### Supplied records

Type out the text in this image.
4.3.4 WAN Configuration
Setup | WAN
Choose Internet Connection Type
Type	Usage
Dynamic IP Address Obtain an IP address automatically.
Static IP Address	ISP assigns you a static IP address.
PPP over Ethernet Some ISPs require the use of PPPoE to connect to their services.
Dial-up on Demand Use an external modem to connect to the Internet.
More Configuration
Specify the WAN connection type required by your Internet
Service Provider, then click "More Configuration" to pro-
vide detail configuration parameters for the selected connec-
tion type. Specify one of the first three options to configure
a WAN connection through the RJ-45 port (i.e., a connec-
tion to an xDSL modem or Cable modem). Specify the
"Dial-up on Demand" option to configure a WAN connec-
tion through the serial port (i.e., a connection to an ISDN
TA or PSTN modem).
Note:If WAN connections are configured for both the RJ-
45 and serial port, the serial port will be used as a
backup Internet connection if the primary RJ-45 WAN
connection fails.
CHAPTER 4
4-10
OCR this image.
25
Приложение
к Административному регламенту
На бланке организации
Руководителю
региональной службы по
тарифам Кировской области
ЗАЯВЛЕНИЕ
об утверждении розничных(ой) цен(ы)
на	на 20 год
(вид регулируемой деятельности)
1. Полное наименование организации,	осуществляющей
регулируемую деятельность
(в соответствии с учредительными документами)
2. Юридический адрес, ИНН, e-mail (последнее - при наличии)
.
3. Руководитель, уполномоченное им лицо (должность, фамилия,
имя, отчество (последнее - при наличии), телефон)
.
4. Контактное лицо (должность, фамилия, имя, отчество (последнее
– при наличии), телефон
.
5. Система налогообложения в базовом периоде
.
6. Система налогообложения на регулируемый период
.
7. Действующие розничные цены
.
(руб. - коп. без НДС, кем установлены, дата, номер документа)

---

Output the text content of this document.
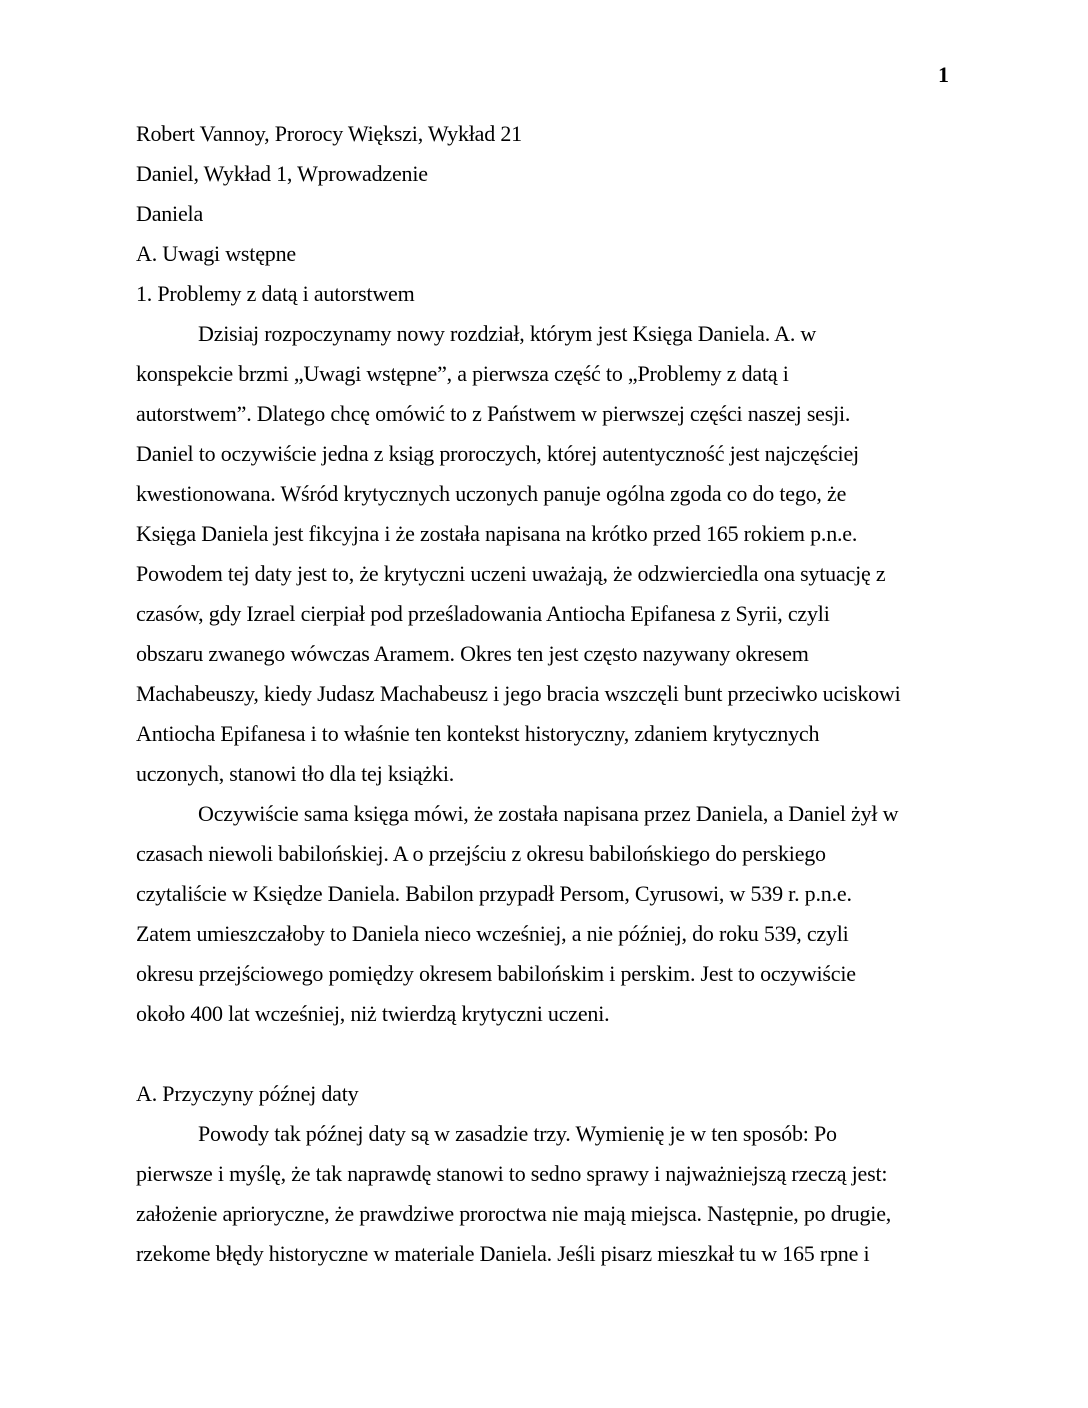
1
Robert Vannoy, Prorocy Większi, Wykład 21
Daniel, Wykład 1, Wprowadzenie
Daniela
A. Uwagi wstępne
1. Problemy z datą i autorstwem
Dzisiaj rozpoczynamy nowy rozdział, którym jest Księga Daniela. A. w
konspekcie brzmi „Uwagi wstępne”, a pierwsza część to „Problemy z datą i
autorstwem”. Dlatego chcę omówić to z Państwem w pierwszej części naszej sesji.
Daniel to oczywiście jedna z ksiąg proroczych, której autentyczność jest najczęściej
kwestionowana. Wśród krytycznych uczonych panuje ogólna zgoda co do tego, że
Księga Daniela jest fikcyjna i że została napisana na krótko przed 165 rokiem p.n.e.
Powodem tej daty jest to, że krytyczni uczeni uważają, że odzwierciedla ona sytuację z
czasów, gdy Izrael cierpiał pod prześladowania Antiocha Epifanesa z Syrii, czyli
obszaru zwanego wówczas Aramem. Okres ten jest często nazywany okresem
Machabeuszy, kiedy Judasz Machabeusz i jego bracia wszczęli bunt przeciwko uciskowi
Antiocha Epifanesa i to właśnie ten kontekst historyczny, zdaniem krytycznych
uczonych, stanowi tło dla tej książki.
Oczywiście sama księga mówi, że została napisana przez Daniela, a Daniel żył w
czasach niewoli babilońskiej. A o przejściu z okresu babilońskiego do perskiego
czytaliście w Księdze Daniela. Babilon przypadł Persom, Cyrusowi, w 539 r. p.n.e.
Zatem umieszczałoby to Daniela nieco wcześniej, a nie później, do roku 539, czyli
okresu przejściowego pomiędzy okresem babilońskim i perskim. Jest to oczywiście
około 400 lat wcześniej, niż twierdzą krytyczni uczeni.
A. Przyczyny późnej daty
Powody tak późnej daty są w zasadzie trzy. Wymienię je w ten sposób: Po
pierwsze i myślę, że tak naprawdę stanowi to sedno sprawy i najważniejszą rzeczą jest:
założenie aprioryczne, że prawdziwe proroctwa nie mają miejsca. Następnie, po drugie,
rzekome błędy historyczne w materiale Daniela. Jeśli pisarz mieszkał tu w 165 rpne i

### Stated problem
Look through the entries above for the word "napisana". Copy every line where it shows up.

### Exercise result
Księga Daniela jest fikcyjna i że została napisana na krótko przed 165 rokiem p.n.e.
Oczywiście sama księga mówi, że została napisana przez Daniela, a Daniel żył w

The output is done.